## Exercise description
Can you repeat the listing below line for line with no changes, leaving out the picture?
::: Records for the task :::
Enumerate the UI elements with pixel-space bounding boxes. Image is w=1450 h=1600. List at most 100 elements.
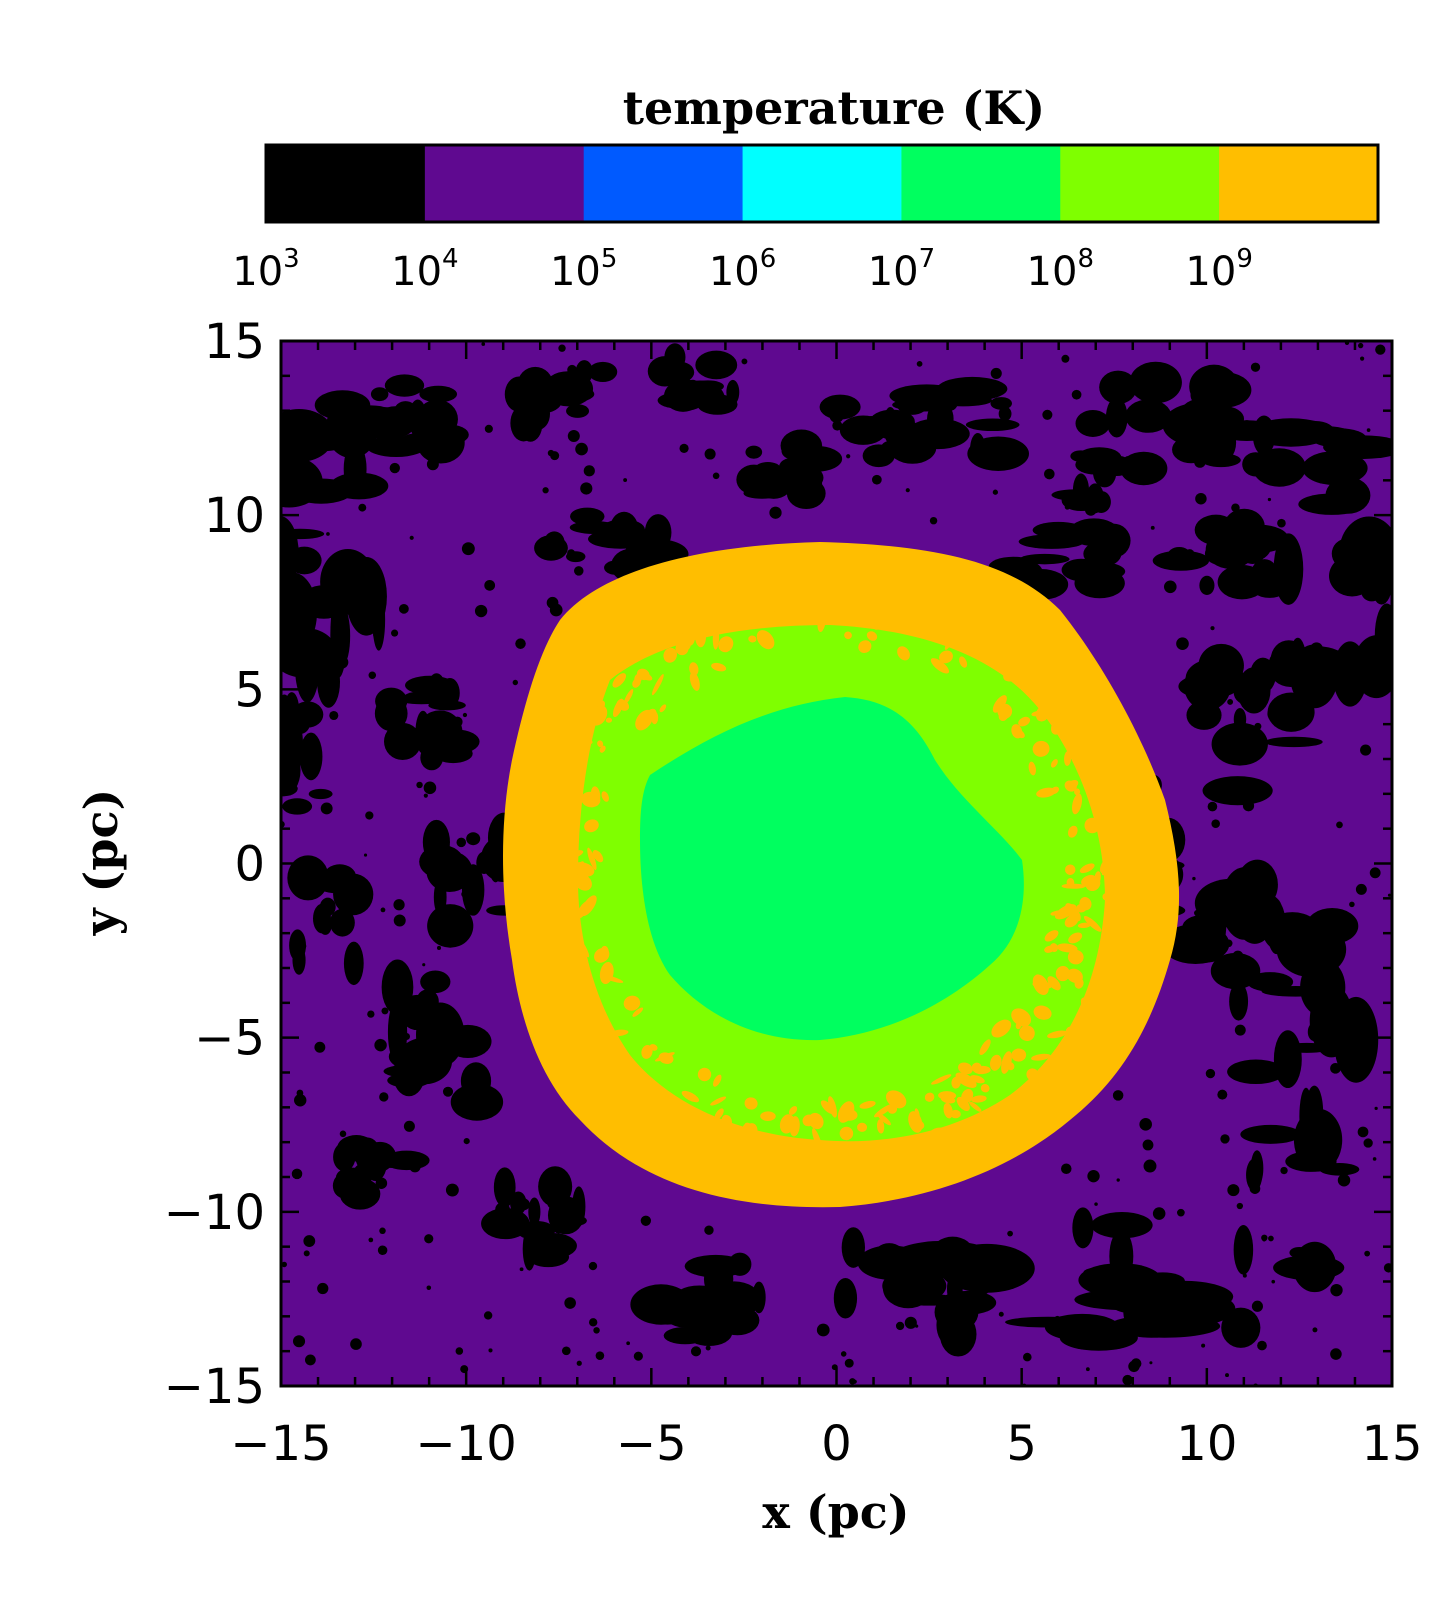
turbulent-eddy: [1061, 883, 1086, 889]
cold-speck: [303, 1250, 310, 1257]
turbulent-eddy: [1064, 751, 1072, 766]
cold-speck: [320, 802, 333, 815]
cold-speck: [1177, 1208, 1185, 1217]
cold-clump: [286, 432, 351, 452]
cold-clump: [478, 852, 503, 865]
turbulent-eddy: [638, 647, 649, 657]
cold-clump: [1083, 541, 1122, 567]
cold-speck: [461, 542, 475, 556]
cold-speck: [1338, 583, 1348, 593]
cold-speck: [549, 603, 563, 617]
cold-speck: [540, 1246, 546, 1252]
turbulent-eddy: [1026, 1068, 1039, 1081]
cold-speck: [1143, 1159, 1157, 1173]
cold-speck: [1199, 416, 1208, 425]
turbulent-eddy: [902, 618, 921, 631]
cold-speck: [422, 963, 426, 967]
turbulent-eddy: [599, 745, 606, 753]
heatmap-image: [281, 341, 1392, 1386]
cold-clump: [1325, 477, 1371, 514]
turbulent-eddy: [1074, 788, 1081, 796]
cold-speck: [558, 344, 566, 352]
cold-speck: [1150, 525, 1155, 530]
cold-speck: [1251, 1300, 1263, 1312]
turbulent-eddy: [886, 1091, 902, 1108]
cold-speck: [1319, 953, 1330, 964]
cold-speck: [894, 1259, 906, 1272]
colorbar-tick-label: 107: [868, 244, 935, 295]
turbulent-eddy: [890, 612, 911, 623]
cold-speck: [1205, 1068, 1216, 1079]
cold-clump: [1267, 692, 1315, 732]
cold-clump: [384, 722, 422, 761]
turbulent-eddy: [541, 919, 551, 929]
cold-speck: [518, 1198, 530, 1211]
cold-speck: [1336, 673, 1342, 679]
turbulent-eddy: [859, 1100, 876, 1109]
cold-speck: [442, 1086, 454, 1097]
turbulent-eddy: [721, 1114, 732, 1129]
cold-speck: [1112, 1090, 1124, 1101]
cold-clump: [588, 529, 654, 549]
cold-speck: [296, 429, 305, 439]
y-tick-label: 0: [234, 837, 265, 893]
colorbar-title: temperature (K): [623, 81, 1045, 135]
colorbar-bin-5: [1060, 146, 1220, 221]
cold-speck: [633, 1351, 643, 1361]
cold-clump: [1201, 453, 1241, 468]
cold-speck: [463, 1138, 470, 1145]
turbulent-eddy: [866, 631, 878, 641]
turbulent-eddy: [600, 945, 609, 959]
cold-clump: [287, 855, 329, 901]
cold-speck: [1139, 1118, 1152, 1131]
cold-speck: [576, 1360, 582, 1366]
cold-speck: [704, 448, 716, 460]
colorbar-bin-4: [901, 146, 1061, 221]
colorbar-bin-6: [1219, 146, 1379, 221]
cold-speck: [684, 379, 693, 388]
turbulent-eddy: [696, 622, 703, 636]
cold-speck: [1246, 1319, 1255, 1329]
cold-clump: [1280, 1042, 1333, 1053]
x-tick-label: 15: [1361, 1416, 1422, 1472]
turbulent-eddy: [632, 678, 641, 688]
cold-clump: [1204, 541, 1243, 566]
cold-speck: [1254, 722, 1262, 730]
cold-speck: [1310, 642, 1323, 656]
cold-speck: [1194, 456, 1206, 468]
cold-speck: [1231, 503, 1240, 512]
cold-speck: [409, 1161, 421, 1173]
turbulent-eddy: [970, 1075, 985, 1084]
cold-speck: [1042, 409, 1053, 420]
cold-speck: [567, 364, 577, 375]
cold-speck: [1116, 1178, 1120, 1182]
turbulent-eddy: [928, 1127, 944, 1138]
cold-speck: [1330, 1348, 1342, 1360]
turbulent-eddy: [530, 849, 549, 866]
colorbar-tick-labels: 103 104 105 106 107 108 109: [232, 244, 1253, 295]
cold-speck: [741, 358, 748, 365]
cold-clump: [384, 374, 425, 397]
cold-speck: [1214, 396, 1222, 404]
turbulent-eddy: [1093, 820, 1115, 833]
cold-speck: [391, 629, 399, 637]
turbulent-eddy: [938, 1091, 957, 1100]
cold-speck: [409, 535, 414, 540]
cold-speck: [380, 907, 386, 913]
turbulent-eddy: [958, 1062, 973, 1075]
turbulent-eddy: [998, 646, 1005, 653]
colorbar-bin-1: [424, 146, 585, 221]
turbulent-eddy: [802, 590, 825, 602]
cold-clump: [755, 462, 780, 473]
turbulent-eddy: [842, 1146, 852, 1157]
cold-speck: [623, 478, 628, 482]
cold-speck: [595, 1351, 605, 1360]
cold-speck: [1220, 1134, 1230, 1144]
y-tick-labels: 15 10 5 0 −5 −10 −15: [164, 314, 265, 1415]
cold-speck: [389, 462, 400, 474]
cold-clump: [370, 387, 389, 402]
turbulent-eddy: [551, 811, 568, 827]
cold-speck: [294, 1094, 307, 1107]
cold-clump: [1078, 1263, 1162, 1298]
cold-clump: [1296, 420, 1335, 444]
:::
## Solution to the problem
Enumerate the UI elements with pixel-space bounding boxes. Image is w=1450 h=1600. List at most 100 elements.
turbulent-eddy: [1061, 883, 1086, 889]
cold-speck: [303, 1250, 310, 1257]
turbulent-eddy: [1064, 751, 1072, 766]
cold-speck: [320, 802, 333, 815]
cold-speck: [1177, 1208, 1185, 1217]
cold-clump: [286, 432, 351, 452]
cold-clump: [478, 852, 503, 865]
turbulent-eddy: [638, 647, 649, 657]
cold-clump: [1083, 541, 1122, 567]
cold-speck: [461, 542, 475, 556]
cold-speck: [1338, 583, 1348, 593]
cold-speck: [549, 603, 563, 617]
cold-speck: [540, 1246, 546, 1252]
turbulent-eddy: [1026, 1068, 1039, 1081]
cold-speck: [1143, 1159, 1157, 1173]
cold-speck: [1199, 416, 1208, 425]
turbulent-eddy: [902, 618, 921, 631]
cold-speck: [422, 963, 426, 967]
turbulent-eddy: [599, 745, 606, 753]
heatmap-image: [281, 341, 1392, 1386]
cold-clump: [1325, 477, 1371, 514]
turbulent-eddy: [1074, 788, 1081, 796]
cold-speck: [558, 344, 566, 352]
cold-speck: [1150, 525, 1155, 530]
cold-speck: [1251, 1300, 1263, 1312]
turbulent-eddy: [886, 1091, 902, 1108]
cold-speck: [1319, 953, 1330, 964]
cold-speck: [894, 1259, 906, 1272]
colorbar-tick-label: 107: [868, 244, 935, 295]
turbulent-eddy: [890, 612, 911, 623]
cold-speck: [1205, 1068, 1216, 1079]
cold-clump: [1267, 692, 1315, 732]
cold-clump: [384, 722, 422, 761]
turbulent-eddy: [541, 919, 551, 929]
cold-speck: [518, 1198, 530, 1211]
cold-speck: [1336, 673, 1342, 679]
turbulent-eddy: [859, 1100, 876, 1109]
cold-speck: [442, 1086, 454, 1097]
turbulent-eddy: [721, 1114, 732, 1129]
cold-speck: [1112, 1090, 1124, 1101]
cold-clump: [588, 529, 654, 549]
cold-speck: [296, 429, 305, 439]
y-tick-label: 0: [234, 837, 265, 893]
colorbar-title: temperature (K): [623, 81, 1045, 135]
colorbar-bin-5: [1060, 146, 1220, 221]
cold-speck: [633, 1351, 643, 1361]
cold-clump: [1201, 453, 1241, 468]
cold-speck: [463, 1138, 470, 1145]
turbulent-eddy: [866, 631, 878, 641]
turbulent-eddy: [600, 945, 609, 959]
cold-clump: [287, 855, 329, 901]
cold-speck: [1139, 1118, 1152, 1131]
cold-speck: [576, 1360, 582, 1366]
cold-speck: [704, 448, 716, 460]
colorbar-bin-4: [901, 146, 1061, 221]
colorbar-bin-6: [1219, 146, 1379, 221]
cold-speck: [684, 379, 693, 388]
turbulent-eddy: [696, 622, 703, 636]
cold-speck: [1246, 1319, 1255, 1329]
cold-clump: [1280, 1042, 1333, 1053]
x-tick-label: 15: [1361, 1416, 1422, 1472]
turbulent-eddy: [632, 678, 641, 688]
cold-clump: [1204, 541, 1243, 566]
cold-speck: [1254, 722, 1262, 730]
cold-speck: [1310, 642, 1323, 656]
cold-speck: [1194, 456, 1206, 468]
cold-speck: [1231, 503, 1240, 512]
cold-speck: [409, 1161, 421, 1173]
turbulent-eddy: [970, 1075, 985, 1084]
cold-speck: [1042, 409, 1053, 420]
cold-speck: [567, 364, 577, 375]
cold-speck: [1116, 1178, 1120, 1182]
turbulent-eddy: [928, 1127, 944, 1138]
cold-speck: [1330, 1348, 1342, 1360]
turbulent-eddy: [530, 849, 549, 866]
colorbar-tick-labels: 103 104 105 106 107 108 109: [232, 244, 1253, 295]
cold-speck: [741, 358, 748, 365]
cold-clump: [384, 374, 425, 397]
cold-speck: [1214, 396, 1222, 404]
turbulent-eddy: [1093, 820, 1115, 833]
cold-speck: [391, 629, 399, 637]
turbulent-eddy: [938, 1091, 957, 1100]
cold-speck: [409, 535, 414, 540]
cold-speck: [380, 907, 386, 913]
turbulent-eddy: [958, 1062, 973, 1075]
turbulent-eddy: [998, 646, 1005, 653]
colorbar-bin-1: [424, 146, 585, 221]
turbulent-eddy: [802, 590, 825, 602]
cold-clump: [755, 462, 780, 473]
turbulent-eddy: [842, 1146, 852, 1157]
cold-speck: [623, 478, 628, 482]
cold-speck: [595, 1351, 605, 1360]
cold-speck: [1220, 1134, 1230, 1144]
y-tick-labels: 15 10 5 0 −5 −10 −15: [164, 314, 265, 1415]
cold-speck: [389, 462, 400, 474]
cold-clump: [370, 387, 389, 402]
turbulent-eddy: [551, 811, 568, 827]
cold-speck: [294, 1094, 307, 1107]
cold-clump: [1078, 1263, 1162, 1298]
cold-clump: [1296, 420, 1335, 444]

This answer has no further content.